What is needed
Pull out each line of the records holding the string "http".

Data for this task
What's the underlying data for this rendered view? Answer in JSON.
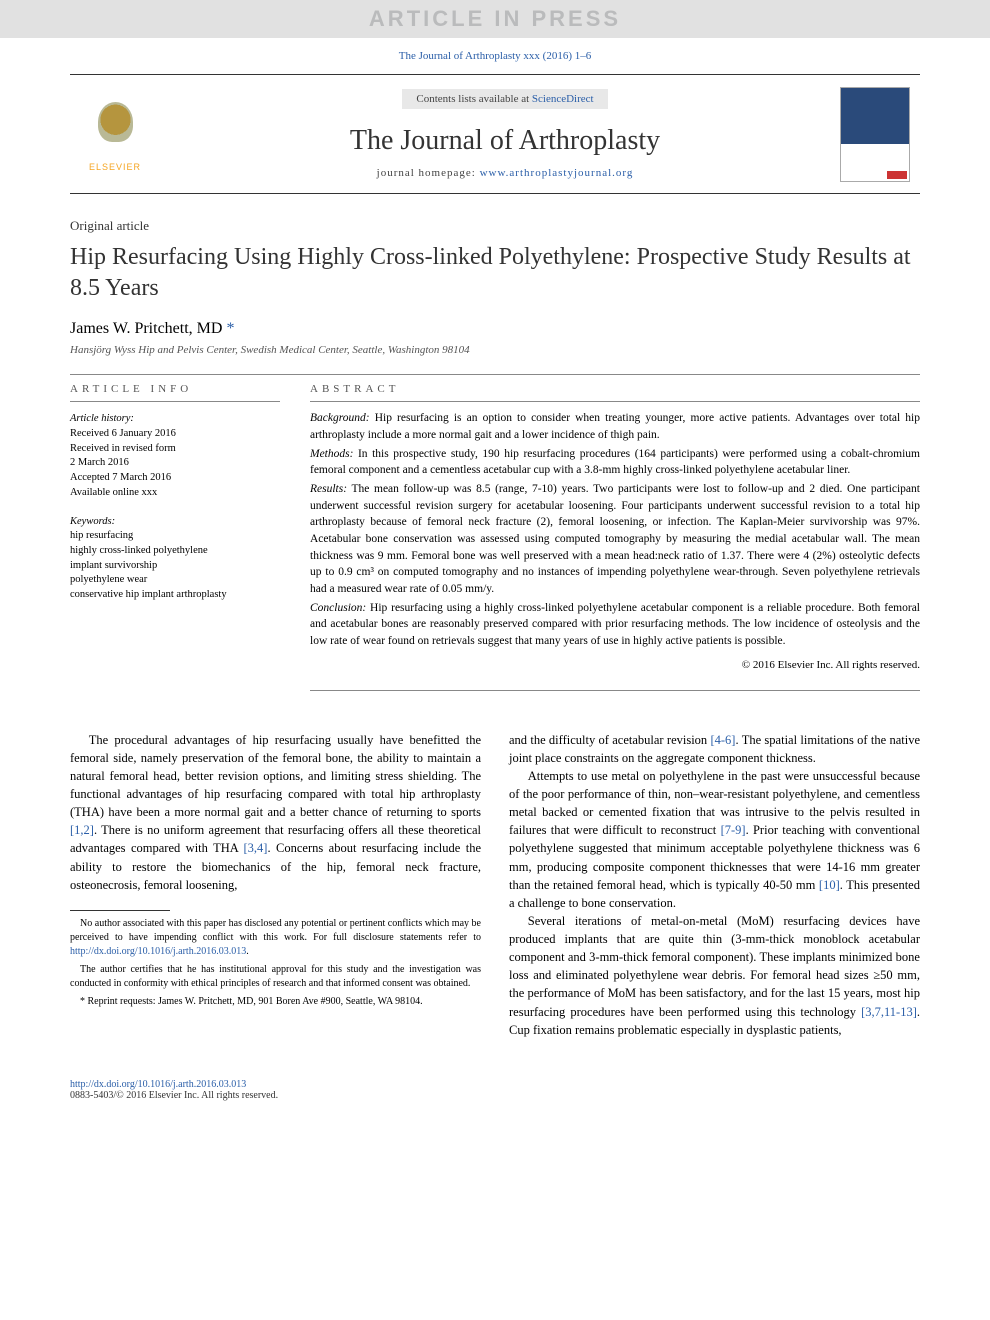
{
  "banner": "ARTICLE IN PRESS",
  "citation": "The Journal of Arthroplasty xxx (2016) 1–6",
  "header": {
    "contents_prefix": "Contents lists available at ",
    "contents_link": "ScienceDirect",
    "journal_name": "The Journal of Arthroplasty",
    "homepage_prefix": "journal homepage: ",
    "homepage_url": "www.arthroplastyjournal.org",
    "publisher": "ELSEVIER"
  },
  "article": {
    "type": "Original article",
    "title": "Hip Resurfacing Using Highly Cross-linked Polyethylene: Prospective Study Results at 8.5 Years",
    "author": "James W. Pritchett, MD",
    "author_mark": "*",
    "affiliation": "Hansjörg Wyss Hip and Pelvis Center, Swedish Medical Center, Seattle, Washington 98104"
  },
  "info": {
    "heading": "article info",
    "history_label": "Article history:",
    "history": [
      "Received 6 January 2016",
      "Received in revised form",
      "2 March 2016",
      "Accepted 7 March 2016",
      "Available online xxx"
    ],
    "keywords_label": "Keywords:",
    "keywords": [
      "hip resurfacing",
      "highly cross-linked polyethylene",
      "implant survivorship",
      "polyethylene wear",
      "conservative hip implant arthroplasty"
    ]
  },
  "abstract": {
    "heading": "abstract",
    "background_label": "Background:",
    "background": " Hip resurfacing is an option to consider when treating younger, more active patients. Advantages over total hip arthroplasty include a more normal gait and a lower incidence of thigh pain.",
    "methods_label": "Methods:",
    "methods": " In this prospective study, 190 hip resurfacing procedures (164 participants) were performed using a cobalt-chromium femoral component and a cementless acetabular cup with a 3.8-mm highly cross-linked polyethylene acetabular liner.",
    "results_label": "Results:",
    "results": " The mean follow-up was 8.5 (range, 7-10) years. Two participants were lost to follow-up and 2 died. One participant underwent successful revision surgery for acetabular loosening. Four participants underwent successful revision to a total hip arthroplasty because of femoral neck fracture (2), femoral loosening, or infection. The Kaplan-Meier survivorship was 97%. Acetabular bone conservation was assessed using computed tomography by measuring the medial acetabular wall. The mean thickness was 9 mm. Femoral bone was well preserved with a mean head:neck ratio of 1.37. There were 4 (2%) osteolytic defects up to 0.9 cm³ on computed tomography and no instances of impending polyethylene wear-through. Seven polyethylene retrievals had a measured wear rate of 0.05 mm/y.",
    "conclusion_label": "Conclusion:",
    "conclusion": " Hip resurfacing using a highly cross-linked polyethylene acetabular component is a reliable procedure. Both femoral and acetabular bones are reasonably preserved compared with prior resurfacing methods. The low incidence of osteolysis and the low rate of wear found on retrievals suggest that many years of use in highly active patients is possible.",
    "copyright": "© 2016 Elsevier Inc. All rights reserved."
  },
  "body": {
    "p1a": "The procedural advantages of hip resurfacing usually have benefitted the femoral side, namely preservation of the femoral bone, the ability to maintain a natural femoral head, better revision options, and limiting stress shielding. The functional advantages of hip resurfacing compared with total hip arthroplasty (THA) have been a more normal gait and a better chance of returning to sports ",
    "ref12": "[1,2]",
    "p1b": ". There is no uniform agreement that resurfacing offers all these theoretical advantages compared with THA ",
    "ref34": "[3,4]",
    "p1c": ". Concerns about resurfacing include the ability to restore the biomechanics of the hip, femoral neck fracture, osteonecrosis, femoral loosening,",
    "p2a": "and the difficulty of acetabular revision ",
    "ref46": "[4-6]",
    "p2b": ". The spatial limitations of the native joint place constraints on the aggregate component thickness.",
    "p3a": "Attempts to use metal on polyethylene in the past were unsuccessful because of the poor performance of thin, non–wear-resistant polyethylene, and cementless metal backed or cemented fixation that was intrusive to the pelvis resulted in failures that were difficult to reconstruct ",
    "ref79": "[7-9]",
    "p3b": ". Prior teaching with conventional polyethylene suggested that minimum acceptable polyethylene thickness was 6 mm, producing composite component thicknesses that were 14-16 mm greater than the retained femoral head, which is typically 40-50 mm ",
    "ref10": "[10]",
    "p3c": ". This presented a challenge to bone conservation.",
    "p4a": "Several iterations of metal-on-metal (MoM) resurfacing devices have produced implants that are quite thin (3-mm-thick monoblock acetabular component and 3-mm-thick femoral component). These implants minimized bone loss and eliminated polyethylene wear debris. For femoral head sizes ≥50 mm, the performance of MoM has been satisfactory, and for the last 15 years, most hip resurfacing procedures have been performed using this technology ",
    "ref371113": "[3,7,11-13]",
    "p4b": ". Cup fixation remains problematic especially in dysplastic patients,"
  },
  "footnotes": {
    "n1a": "No author associated with this paper has disclosed any potential or pertinent conflicts which may be perceived to have impending conflict with this work. For full disclosure statements refer to ",
    "n1link": "http://dx.doi.org/10.1016/j.arth.2016.03.013",
    "n1b": ".",
    "n2": "The author certifies that he has institutional approval for this study and the investigation was conducted in conformity with ethical principles of research and that informed consent was obtained.",
    "n3": "* Reprint requests: James W. Pritchett, MD, 901 Boren Ave #900, Seattle, WA 98104."
  },
  "footer": {
    "doi": "http://dx.doi.org/10.1016/j.arth.2016.03.013",
    "issn": "0883-5403/© 2016 Elsevier Inc. All rights reserved."
  },
  "colors": {
    "link": "#2a5ea8",
    "banner_bg": "#e1e1e1",
    "banner_text": "#babbbc"
  }
}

Solution to this problem
    "n1link": "http://dx.doi.org/10.1016/j.arth.2016.03.013",
    "doi": "http://dx.doi.org/10.1016/j.arth.2016.03.013",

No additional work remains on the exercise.